=== DATA TO USE ===

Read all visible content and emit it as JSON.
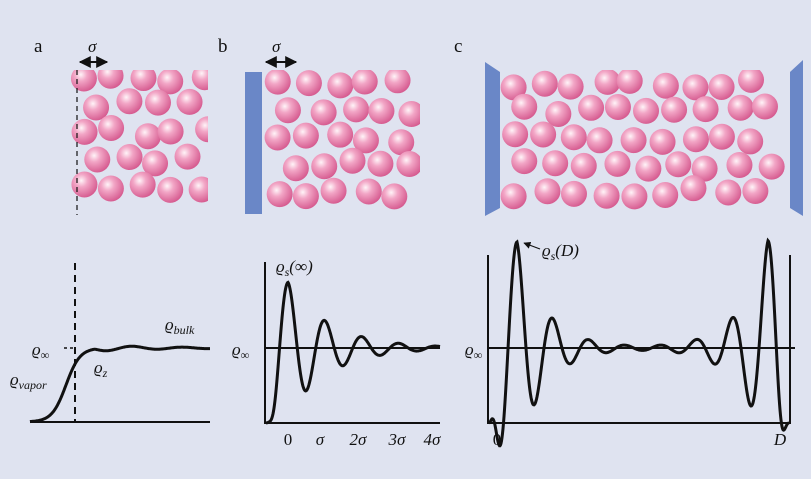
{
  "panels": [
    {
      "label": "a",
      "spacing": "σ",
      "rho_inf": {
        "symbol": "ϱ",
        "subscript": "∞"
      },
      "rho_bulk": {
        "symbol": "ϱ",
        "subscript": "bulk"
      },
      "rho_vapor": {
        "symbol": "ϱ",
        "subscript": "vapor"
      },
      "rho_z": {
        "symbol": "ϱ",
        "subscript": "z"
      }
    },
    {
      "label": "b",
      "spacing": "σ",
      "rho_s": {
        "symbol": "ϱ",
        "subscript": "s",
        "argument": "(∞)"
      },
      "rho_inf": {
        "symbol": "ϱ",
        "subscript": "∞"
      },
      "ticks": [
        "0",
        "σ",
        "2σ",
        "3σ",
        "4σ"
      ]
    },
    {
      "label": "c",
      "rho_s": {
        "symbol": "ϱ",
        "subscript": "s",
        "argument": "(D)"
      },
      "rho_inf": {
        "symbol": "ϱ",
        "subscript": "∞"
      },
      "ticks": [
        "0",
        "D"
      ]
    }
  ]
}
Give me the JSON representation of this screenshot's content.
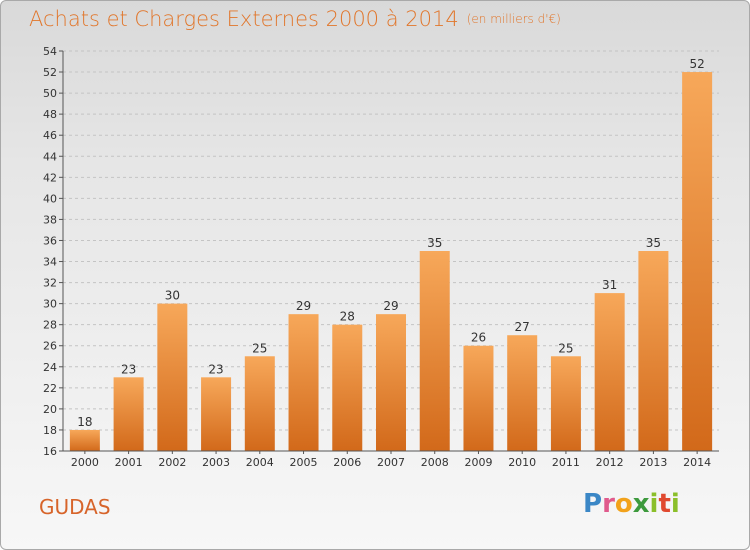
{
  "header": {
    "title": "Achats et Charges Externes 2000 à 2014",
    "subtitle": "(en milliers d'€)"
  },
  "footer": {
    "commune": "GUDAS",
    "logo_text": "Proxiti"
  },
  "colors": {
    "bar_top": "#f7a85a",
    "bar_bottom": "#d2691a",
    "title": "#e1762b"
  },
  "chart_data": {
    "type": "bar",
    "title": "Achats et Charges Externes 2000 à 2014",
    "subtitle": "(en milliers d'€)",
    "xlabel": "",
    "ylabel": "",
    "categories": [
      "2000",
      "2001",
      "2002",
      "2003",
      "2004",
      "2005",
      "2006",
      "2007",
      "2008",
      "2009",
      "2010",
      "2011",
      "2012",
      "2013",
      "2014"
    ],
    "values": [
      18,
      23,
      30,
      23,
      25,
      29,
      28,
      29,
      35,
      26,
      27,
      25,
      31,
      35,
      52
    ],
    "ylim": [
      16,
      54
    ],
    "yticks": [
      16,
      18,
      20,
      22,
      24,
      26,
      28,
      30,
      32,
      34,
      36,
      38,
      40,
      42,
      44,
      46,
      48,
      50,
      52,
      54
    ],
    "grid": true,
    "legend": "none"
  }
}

===

Please write out all of the material above without changing a word, and omit any pictures.

Read all visible content and emit it as JSON.
{
  "panels": [
    {
      "label": "a",
      "spacing": "σ",
      "rho_inf": {
        "symbol": "ϱ",
        "subscript": "∞"
      },
      "rho_bulk": {
        "symbol": "ϱ",
        "subscript": "bulk"
      },
      "rho_vapor": {
        "symbol": "ϱ",
        "subscript": "vapor"
      },
      "rho_z": {
        "symbol": "ϱ",
        "subscript": "z"
      }
    },
    {
      "label": "b",
      "spacing": "σ",
      "rho_s": {
        "symbol": "ϱ",
        "subscript": "s",
        "argument": "(∞)"
      },
      "rho_inf": {
        "symbol": "ϱ",
        "subscript": "∞"
      },
      "ticks": [
        "0",
        "σ",
        "2σ",
        "3σ",
        "4σ"
      ]
    },
    {
      "label": "c",
      "rho_s": {
        "symbol": "ϱ",
        "subscript": "s",
        "argument": "(D)"
      },
      "rho_inf": {
        "symbol": "ϱ",
        "subscript": "∞"
      },
      "ticks": [
        "0",
        "D"
      ]
    }
  ]
}
Give me the JSON representation of this screenshot's content.
{
  "header": {
    "title": "Achats et Charges Externes 2000 à 2014",
    "subtitle": "(en milliers d'€)"
  },
  "footer": {
    "commune": "GUDAS",
    "logo_text": "Proxiti"
  },
  "colors": {
    "bar_top": "#f7a85a",
    "bar_bottom": "#d2691a",
    "title": "#e1762b"
  },
  "chart_data": {
    "type": "bar",
    "title": "Achats et Charges Externes 2000 à 2014",
    "subtitle": "(en milliers d'€)",
    "xlabel": "",
    "ylabel": "",
    "categories": [
      "2000",
      "2001",
      "2002",
      "2003",
      "2004",
      "2005",
      "2006",
      "2007",
      "2008",
      "2009",
      "2010",
      "2011",
      "2012",
      "2013",
      "2014"
    ],
    "values": [
      18,
      23,
      30,
      23,
      25,
      29,
      28,
      29,
      35,
      26,
      27,
      25,
      31,
      35,
      52
    ],
    "ylim": [
      16,
      54
    ],
    "yticks": [
      16,
      18,
      20,
      22,
      24,
      26,
      28,
      30,
      32,
      34,
      36,
      38,
      40,
      42,
      44,
      46,
      48,
      50,
      52,
      54
    ],
    "grid": true,
    "legend": "none"
  }
}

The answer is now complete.